» Work required:
Pick out every line that holds the string "home" and copy it.

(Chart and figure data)
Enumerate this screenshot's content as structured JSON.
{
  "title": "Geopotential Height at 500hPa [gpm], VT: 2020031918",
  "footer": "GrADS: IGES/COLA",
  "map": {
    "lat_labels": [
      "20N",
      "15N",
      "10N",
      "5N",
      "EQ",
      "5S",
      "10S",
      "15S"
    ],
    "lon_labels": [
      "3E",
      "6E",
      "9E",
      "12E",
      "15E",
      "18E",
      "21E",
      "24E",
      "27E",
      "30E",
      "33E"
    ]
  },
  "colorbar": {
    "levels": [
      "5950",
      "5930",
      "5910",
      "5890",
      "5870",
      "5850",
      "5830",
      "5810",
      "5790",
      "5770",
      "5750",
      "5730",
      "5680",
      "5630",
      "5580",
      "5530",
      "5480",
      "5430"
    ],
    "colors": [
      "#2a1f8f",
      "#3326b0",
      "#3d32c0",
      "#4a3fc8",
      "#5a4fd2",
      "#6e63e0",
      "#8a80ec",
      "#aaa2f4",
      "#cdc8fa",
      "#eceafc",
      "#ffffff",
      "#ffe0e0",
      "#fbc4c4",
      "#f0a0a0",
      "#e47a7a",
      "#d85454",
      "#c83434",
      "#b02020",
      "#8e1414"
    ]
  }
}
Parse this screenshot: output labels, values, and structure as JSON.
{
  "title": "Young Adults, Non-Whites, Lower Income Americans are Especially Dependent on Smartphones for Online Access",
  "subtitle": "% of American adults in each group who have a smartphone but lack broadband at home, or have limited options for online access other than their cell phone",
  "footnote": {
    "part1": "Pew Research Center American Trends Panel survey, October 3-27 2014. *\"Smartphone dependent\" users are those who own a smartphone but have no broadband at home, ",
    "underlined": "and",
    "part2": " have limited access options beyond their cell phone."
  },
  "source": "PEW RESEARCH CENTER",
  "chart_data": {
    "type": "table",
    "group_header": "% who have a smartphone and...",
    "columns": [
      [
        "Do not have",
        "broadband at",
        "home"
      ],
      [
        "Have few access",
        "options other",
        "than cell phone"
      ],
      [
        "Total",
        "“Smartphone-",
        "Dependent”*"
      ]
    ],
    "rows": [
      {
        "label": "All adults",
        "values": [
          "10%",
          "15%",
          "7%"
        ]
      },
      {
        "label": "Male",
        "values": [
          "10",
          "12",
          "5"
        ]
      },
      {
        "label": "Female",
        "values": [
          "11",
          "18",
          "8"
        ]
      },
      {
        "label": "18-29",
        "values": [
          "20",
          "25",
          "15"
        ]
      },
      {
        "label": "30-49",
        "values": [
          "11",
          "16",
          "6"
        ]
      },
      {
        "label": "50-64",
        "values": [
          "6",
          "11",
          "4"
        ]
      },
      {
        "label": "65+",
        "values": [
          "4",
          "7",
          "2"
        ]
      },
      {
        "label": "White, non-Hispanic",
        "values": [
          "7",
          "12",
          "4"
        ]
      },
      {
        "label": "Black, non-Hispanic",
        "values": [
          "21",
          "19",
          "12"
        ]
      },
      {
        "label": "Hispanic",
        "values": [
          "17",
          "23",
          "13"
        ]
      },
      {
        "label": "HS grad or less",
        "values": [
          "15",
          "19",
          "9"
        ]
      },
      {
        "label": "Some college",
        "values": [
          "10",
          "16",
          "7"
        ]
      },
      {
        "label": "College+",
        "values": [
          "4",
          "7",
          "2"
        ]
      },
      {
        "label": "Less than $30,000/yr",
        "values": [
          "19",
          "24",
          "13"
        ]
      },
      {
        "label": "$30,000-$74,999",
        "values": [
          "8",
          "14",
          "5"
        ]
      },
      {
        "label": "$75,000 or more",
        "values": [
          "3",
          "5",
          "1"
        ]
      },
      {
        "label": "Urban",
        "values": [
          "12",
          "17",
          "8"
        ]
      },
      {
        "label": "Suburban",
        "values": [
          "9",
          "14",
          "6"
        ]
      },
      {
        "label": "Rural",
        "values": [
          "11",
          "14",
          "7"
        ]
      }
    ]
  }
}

» Complete output:
  "subtitle": "% of American adults in each group who have a smartphone but lack broadband at home, or have limited options for online access other than their cell phone",
    "part1": "Pew Research Center American Trends Panel survey, October 3-27 2014. *\"Smartphone dependent\" users are those who own a smartphone but have no broadband at home, ",
        "home"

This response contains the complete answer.